The listing below is the input. Say how many of its lines contain "bottom", giving the number alone.

┌─ Data shown

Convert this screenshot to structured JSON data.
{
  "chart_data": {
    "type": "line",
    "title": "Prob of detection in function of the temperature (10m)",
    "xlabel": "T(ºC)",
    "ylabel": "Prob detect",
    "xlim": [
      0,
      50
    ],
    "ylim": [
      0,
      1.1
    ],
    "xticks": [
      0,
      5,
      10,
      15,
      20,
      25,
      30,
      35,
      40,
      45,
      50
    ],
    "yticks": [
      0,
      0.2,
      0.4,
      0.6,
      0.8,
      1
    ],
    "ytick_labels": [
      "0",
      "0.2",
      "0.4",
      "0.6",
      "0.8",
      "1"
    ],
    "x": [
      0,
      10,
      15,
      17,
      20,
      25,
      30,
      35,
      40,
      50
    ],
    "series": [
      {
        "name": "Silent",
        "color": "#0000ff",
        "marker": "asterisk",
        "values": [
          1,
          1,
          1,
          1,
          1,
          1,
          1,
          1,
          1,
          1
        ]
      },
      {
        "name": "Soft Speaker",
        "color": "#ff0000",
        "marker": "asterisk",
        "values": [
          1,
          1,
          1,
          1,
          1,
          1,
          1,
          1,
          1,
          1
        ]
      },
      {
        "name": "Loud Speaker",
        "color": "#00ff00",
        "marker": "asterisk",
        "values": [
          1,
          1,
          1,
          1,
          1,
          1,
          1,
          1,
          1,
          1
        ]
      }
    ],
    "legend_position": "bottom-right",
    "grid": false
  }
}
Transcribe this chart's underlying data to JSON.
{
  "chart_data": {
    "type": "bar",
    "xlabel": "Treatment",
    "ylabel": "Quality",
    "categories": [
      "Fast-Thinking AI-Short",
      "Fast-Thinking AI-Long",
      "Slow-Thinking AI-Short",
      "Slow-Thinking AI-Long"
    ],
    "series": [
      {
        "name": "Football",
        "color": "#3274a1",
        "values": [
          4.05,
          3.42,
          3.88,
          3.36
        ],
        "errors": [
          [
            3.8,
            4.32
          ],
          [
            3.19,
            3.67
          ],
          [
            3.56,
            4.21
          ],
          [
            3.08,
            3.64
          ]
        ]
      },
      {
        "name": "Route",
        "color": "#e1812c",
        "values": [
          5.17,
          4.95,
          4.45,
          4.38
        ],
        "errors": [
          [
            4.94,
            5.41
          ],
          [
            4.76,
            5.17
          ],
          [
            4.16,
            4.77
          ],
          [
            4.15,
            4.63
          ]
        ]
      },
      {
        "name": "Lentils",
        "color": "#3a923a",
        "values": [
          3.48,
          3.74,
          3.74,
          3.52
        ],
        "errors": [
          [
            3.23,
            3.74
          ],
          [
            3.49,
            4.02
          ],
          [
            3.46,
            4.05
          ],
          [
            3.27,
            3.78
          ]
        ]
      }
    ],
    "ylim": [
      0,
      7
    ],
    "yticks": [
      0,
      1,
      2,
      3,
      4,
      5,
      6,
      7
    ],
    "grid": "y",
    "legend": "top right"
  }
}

└─
┌─ Data shown

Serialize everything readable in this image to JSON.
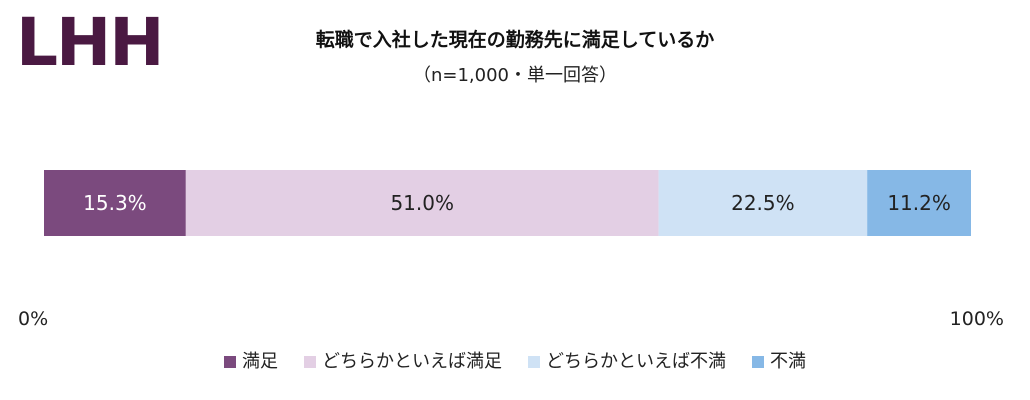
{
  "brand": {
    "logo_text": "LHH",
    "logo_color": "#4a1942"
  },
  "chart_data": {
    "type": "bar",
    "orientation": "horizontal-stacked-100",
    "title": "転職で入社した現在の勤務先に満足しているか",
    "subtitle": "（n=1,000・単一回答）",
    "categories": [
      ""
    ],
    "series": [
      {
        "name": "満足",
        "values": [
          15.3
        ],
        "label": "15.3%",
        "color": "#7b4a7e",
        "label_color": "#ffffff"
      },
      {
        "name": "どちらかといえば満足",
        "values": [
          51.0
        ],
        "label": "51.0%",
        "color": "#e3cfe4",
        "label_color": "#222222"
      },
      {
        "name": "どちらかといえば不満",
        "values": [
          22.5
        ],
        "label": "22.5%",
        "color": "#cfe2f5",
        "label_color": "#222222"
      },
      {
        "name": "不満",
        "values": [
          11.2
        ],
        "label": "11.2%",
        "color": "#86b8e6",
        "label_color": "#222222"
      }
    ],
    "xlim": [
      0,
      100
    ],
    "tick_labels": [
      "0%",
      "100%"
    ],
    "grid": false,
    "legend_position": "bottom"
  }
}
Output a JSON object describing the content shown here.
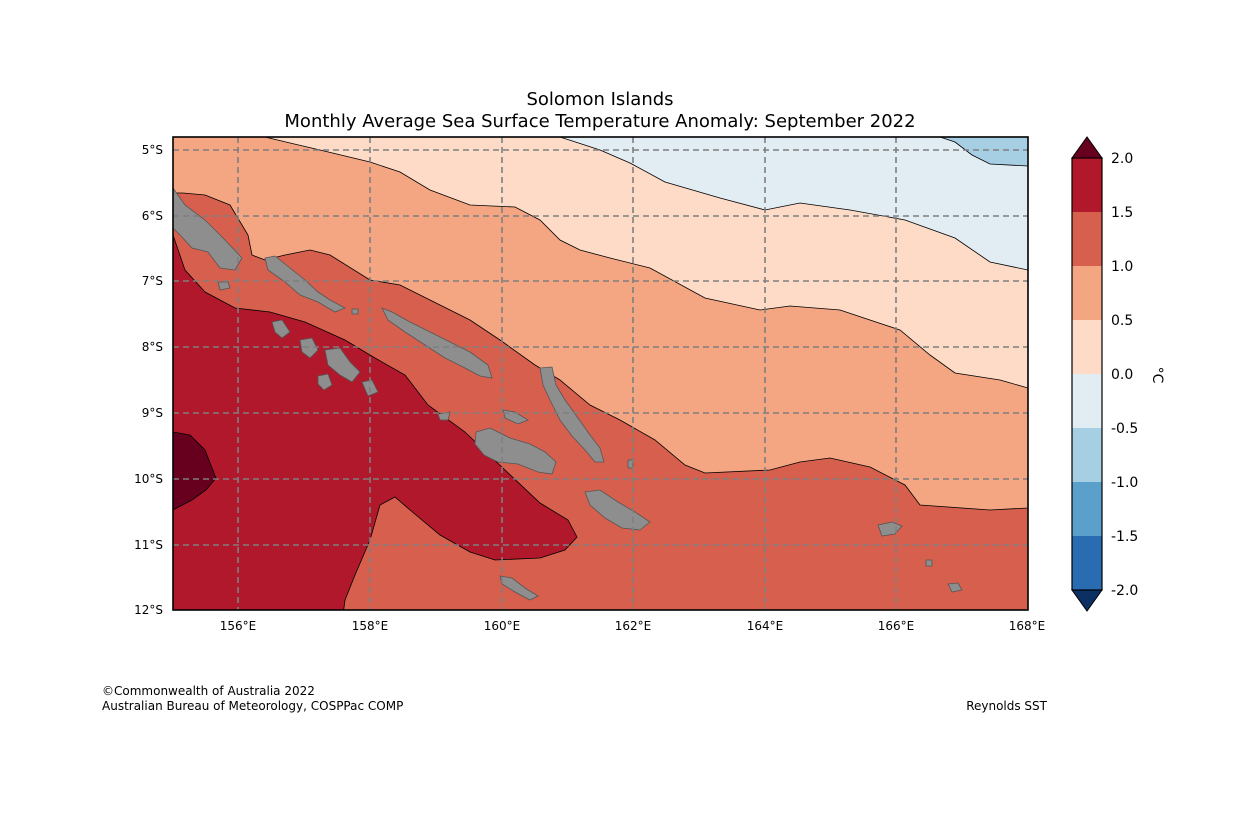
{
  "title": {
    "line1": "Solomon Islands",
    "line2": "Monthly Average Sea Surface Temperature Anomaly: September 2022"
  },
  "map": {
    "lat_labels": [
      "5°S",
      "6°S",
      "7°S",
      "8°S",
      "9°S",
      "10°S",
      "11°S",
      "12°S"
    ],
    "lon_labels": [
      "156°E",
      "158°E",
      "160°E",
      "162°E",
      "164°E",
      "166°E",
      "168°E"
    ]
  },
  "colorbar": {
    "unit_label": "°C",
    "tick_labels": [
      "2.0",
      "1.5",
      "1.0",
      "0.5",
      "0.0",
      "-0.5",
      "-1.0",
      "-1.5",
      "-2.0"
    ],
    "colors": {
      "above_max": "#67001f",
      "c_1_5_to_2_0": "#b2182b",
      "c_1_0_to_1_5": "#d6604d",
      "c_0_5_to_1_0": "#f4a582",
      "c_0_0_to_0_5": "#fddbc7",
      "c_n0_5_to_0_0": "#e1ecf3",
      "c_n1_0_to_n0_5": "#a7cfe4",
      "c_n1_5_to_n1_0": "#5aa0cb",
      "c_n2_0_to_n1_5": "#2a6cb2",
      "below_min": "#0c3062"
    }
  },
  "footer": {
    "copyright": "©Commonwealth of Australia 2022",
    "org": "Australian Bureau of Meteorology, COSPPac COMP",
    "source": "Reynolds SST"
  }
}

└─
┌─ Data shown

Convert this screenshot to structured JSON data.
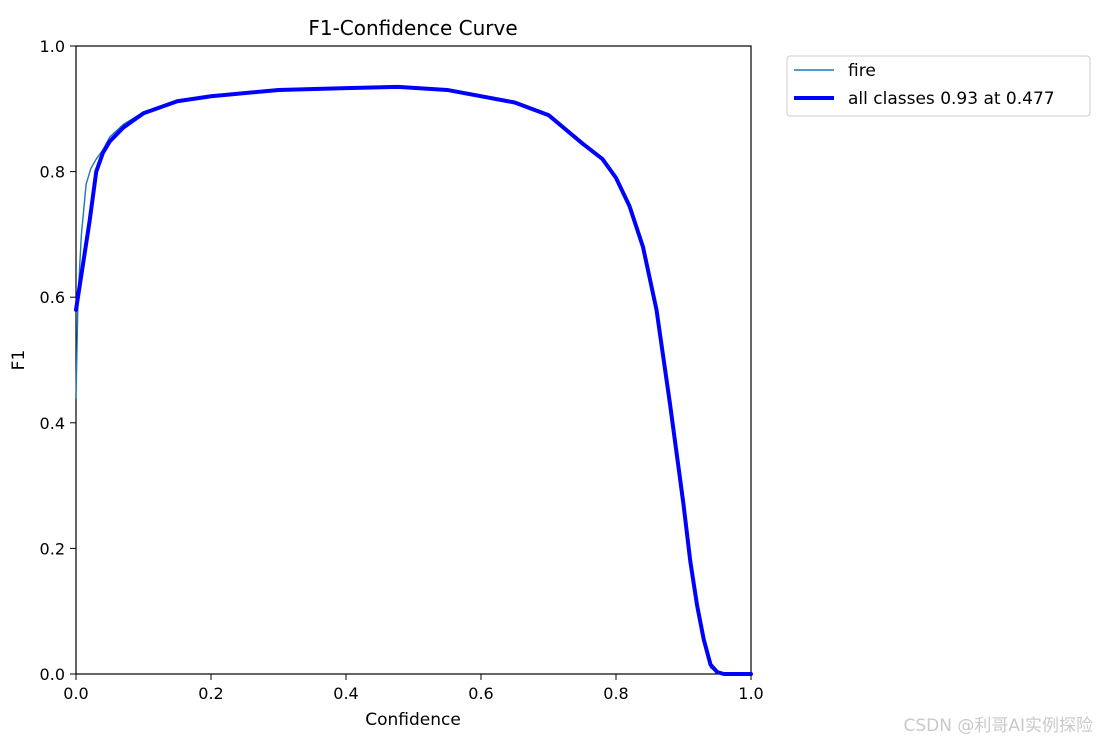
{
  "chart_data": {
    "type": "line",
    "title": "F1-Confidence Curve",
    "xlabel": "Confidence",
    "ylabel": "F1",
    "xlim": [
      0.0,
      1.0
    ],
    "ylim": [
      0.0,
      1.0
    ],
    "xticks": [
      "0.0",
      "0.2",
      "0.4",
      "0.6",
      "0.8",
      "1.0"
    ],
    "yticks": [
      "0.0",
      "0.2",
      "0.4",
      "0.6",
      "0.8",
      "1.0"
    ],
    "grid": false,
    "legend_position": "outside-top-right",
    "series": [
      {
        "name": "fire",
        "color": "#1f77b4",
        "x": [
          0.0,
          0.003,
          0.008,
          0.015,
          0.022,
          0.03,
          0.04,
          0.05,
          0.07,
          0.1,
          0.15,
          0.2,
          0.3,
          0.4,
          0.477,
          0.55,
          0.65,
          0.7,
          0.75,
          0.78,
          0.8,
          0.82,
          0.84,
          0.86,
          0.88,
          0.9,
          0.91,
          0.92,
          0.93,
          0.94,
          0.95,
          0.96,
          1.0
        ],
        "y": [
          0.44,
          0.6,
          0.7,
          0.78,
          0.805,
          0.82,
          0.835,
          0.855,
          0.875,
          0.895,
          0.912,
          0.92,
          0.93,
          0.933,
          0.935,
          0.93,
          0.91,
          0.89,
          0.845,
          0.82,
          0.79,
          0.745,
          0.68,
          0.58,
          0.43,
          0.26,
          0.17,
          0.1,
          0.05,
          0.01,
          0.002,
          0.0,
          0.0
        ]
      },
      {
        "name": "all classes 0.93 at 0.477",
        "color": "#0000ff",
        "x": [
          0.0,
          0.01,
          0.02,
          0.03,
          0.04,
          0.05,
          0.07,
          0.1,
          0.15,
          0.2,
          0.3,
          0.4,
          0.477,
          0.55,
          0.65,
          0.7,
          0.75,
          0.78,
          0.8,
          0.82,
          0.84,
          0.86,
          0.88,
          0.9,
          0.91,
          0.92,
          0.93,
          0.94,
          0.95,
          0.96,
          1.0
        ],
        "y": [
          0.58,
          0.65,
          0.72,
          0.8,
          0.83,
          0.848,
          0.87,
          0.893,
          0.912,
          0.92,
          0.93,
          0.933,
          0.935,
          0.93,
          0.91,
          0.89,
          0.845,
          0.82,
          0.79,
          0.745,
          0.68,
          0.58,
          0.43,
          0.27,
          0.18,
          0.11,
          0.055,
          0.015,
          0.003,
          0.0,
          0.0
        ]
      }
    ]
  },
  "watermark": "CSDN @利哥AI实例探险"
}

└─

* _Expected output_:
2